▸ YOUR OBJECTIVE
Output all lines exactly.

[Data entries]
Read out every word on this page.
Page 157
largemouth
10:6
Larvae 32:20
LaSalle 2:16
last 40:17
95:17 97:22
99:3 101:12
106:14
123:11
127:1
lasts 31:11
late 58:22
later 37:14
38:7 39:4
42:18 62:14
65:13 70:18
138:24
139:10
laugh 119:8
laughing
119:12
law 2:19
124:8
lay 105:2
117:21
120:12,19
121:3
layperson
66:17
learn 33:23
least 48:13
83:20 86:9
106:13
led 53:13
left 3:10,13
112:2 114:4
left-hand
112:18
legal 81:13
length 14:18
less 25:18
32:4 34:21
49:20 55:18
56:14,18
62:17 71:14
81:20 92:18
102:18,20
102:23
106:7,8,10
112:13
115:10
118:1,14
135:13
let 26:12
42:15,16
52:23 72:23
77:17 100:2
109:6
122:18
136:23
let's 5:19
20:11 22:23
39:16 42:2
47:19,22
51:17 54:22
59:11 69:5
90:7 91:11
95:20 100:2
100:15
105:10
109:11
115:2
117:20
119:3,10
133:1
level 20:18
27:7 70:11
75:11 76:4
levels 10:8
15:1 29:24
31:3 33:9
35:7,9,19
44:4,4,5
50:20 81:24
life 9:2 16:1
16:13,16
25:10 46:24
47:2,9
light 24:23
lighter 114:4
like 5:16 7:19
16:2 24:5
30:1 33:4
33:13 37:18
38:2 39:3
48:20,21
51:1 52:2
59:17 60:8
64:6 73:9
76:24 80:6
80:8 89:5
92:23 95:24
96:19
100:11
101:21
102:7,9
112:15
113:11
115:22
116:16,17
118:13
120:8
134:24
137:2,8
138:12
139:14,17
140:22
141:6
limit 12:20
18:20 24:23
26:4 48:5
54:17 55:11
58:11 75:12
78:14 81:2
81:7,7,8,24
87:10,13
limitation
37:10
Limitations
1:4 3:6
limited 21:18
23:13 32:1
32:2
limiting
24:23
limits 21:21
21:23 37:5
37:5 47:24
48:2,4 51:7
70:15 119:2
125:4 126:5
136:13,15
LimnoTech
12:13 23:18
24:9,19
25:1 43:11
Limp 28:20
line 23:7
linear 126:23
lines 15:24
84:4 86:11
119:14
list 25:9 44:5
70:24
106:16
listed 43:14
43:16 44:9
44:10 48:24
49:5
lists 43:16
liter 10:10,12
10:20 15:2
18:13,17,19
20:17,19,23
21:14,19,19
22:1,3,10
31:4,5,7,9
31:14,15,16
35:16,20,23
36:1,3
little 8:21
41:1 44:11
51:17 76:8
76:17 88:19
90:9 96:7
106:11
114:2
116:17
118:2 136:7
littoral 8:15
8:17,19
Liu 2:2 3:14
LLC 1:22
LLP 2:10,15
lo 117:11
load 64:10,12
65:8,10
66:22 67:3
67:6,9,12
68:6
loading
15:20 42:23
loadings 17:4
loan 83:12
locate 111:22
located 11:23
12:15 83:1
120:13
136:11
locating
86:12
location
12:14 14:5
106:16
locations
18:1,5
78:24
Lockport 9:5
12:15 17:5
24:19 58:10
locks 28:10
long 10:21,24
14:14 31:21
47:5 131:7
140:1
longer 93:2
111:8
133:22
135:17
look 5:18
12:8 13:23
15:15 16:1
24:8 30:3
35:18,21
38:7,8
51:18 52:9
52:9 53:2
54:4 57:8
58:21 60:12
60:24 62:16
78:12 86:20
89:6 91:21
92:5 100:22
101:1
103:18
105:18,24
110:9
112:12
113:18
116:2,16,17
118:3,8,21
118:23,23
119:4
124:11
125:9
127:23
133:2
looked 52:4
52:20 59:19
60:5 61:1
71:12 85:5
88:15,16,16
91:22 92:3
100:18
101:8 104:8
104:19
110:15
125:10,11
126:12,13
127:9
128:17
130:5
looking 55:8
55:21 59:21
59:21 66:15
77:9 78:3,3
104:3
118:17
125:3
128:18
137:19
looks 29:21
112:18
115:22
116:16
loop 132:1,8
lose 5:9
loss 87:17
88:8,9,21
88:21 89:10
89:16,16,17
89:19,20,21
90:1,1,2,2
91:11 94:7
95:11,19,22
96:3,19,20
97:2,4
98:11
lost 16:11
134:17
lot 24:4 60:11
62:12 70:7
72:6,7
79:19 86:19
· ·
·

▸ EXERCISE ANSWER
Read out every word on this page.
Page 157
largemouth
10:6
Larvae 32:20
LaSalle 2:16
last 40:17
95:17 97:22
99:3 101:12
106:14
123:11
127:1
lasts 31:11
late 58:22
later 37:14
38:7 39:4
42:18 62:14
65:13 70:18
138:24
139:10
laugh 119:8
laughing
119:12
law 2:19
124:8
lay 105:2
117:21
120:12,19
121:3
layperson
66:17
learn 33:23
least 48:13
83:20 86:9
106:13
led 53:13
left 3:10,13
112:2 114:4
left-hand
112:18
legal 81:13
length 14:18
less 25:18
32:4 34:21
49:20 55:18
56:14,18
62:17 71:14
81:20 92:18
102:18,20
102:23
106:7,8,10
112:13
115:10
118:1,14
135:13
let 26:12
42:15,16
52:23 72:23
77:17 100:2
109:6
122:18
136:23
let's 5:19
20:11 22:23
39:16 42:2
47:19,22
51:17 54:22
59:11 69:5
90:7 91:11
95:20 100:2
100:15
105:10
109:11
115:2
117:20
119:3,10
133:1
level 20:18
27:7 70:11
75:11 76:4
levels 10:8
15:1 29:24
31:3 33:9
35:7,9,19
44:4,4,5
50:20 81:24
life 9:2 16:1
16:13,16
25:10 46:24
47:2,9
light 24:23
lighter 114:4
like 5:16 7:19
16:2 24:5
30:1 33:4
33:13 37:18
38:2 39:3
48:20,21
51:1 52:2
59:17 60:8
64:6 73:9
76:24 80:6
80:8 89:5
92:23 95:24
96:19
100:11
101:21
102:7,9
112:15
113:11
115:22
116:16,17
118:13
120:8
134:24
137:2,8
138:12
139:14,17
140:22
141:6
limit 12:20
18:20 24:23
26:4 48:5
54:17 55:11
58:11 75:12
78:14 81:2
81:7,7,8,24
87:10,13
limitation
37:10
Limitations
1:4 3:6
limited 21:18
23:13 32:1
32:2
limiting
24:23
limits 21:21
21:23 37:5
37:5 47:24
48:2,4 51:7
70:15 119:2
125:4 126:5
136:13,15
LimnoTech
12:13 23:18
24:9,19
25:1 43:11
Limp 28:20
line 23:7
linear 126:23
lines 15:24
84:4 86:11
119:14
list 25:9 44:5
70:24
106:16
listed 43:14
43:16 44:9
44:10 48:24
49:5
lists 43:16
liter 10:10,12
10:20 15:2
18:13,17,19
20:17,19,23
21:14,19,19
22:1,3,10
31:4,5,7,9
31:14,15,16
35:16,20,23
36:1,3
little 8:21
41:1 44:11
51:17 76:8
76:17 88:19
90:9 96:7
106:11
114:2
116:17
118:2 136:7
littoral 8:15
8:17,19
Liu 2:2 3:14
LLC 1:22
LLP 2:10,15
lo 117:11
load 64:10,12
65:8,10
66:22 67:3
67:6,9,12
68:6
loading
15:20 42:23
loadings 17:4
loan 83:12
locate 111:22
located 11:23
12:15 83:1
120:13
136:11
locating
86:12
location
12:14 14:5
106:16
locations
18:1,5
78:24
Lockport 9:5
12:15 17:5
24:19 58:10
locks 28:10
long 10:21,24
14:14 31:21
47:5 131:7
140:1
longer 93:2
111:8
133:22
135:17
look 5:18
12:8 13:23
15:15 16:1
24:8 30:3
35:18,21
38:7,8
51:18 52:9
52:9 53:2
54:4 57:8
58:21 60:12
60:24 62:16
78:12 86:20
89:6 91:21
92:5 100:22
101:1
103:18
105:18,24
110:9
112:12
113:18
116:2,16,17
118:3,8,21
118:23,23
119:4
124:11
125:9
127:23
133:2
looked 52:4
52:20 59:19
60:5 61:1
71:12 85:5
88:15,16,16
91:22 92:3
100:18
101:8 104:8
104:19
110:15
125:10,11
126:12,13
127:9
128:17
130:5
looking 55:8
55:21 59:21
59:21 66:15
77:9 78:3,3
104:3
118:17
125:3
128:18
137:19
looks 29:21
112:18
115:22
116:16
loop 132:1,8
lose 5:9
loss 87:17
88:8,9,21
88:21 89:10
89:16,16,17
89:19,20,21
90:1,1,2,2
91:11 94:7
95:11,19,22
96:3,19,20
97:2,4
98:11
lost 16:11
134:17
lot 24:4 60:11
62:12 70:7
72:6,7
79:19 86:19
· ·
·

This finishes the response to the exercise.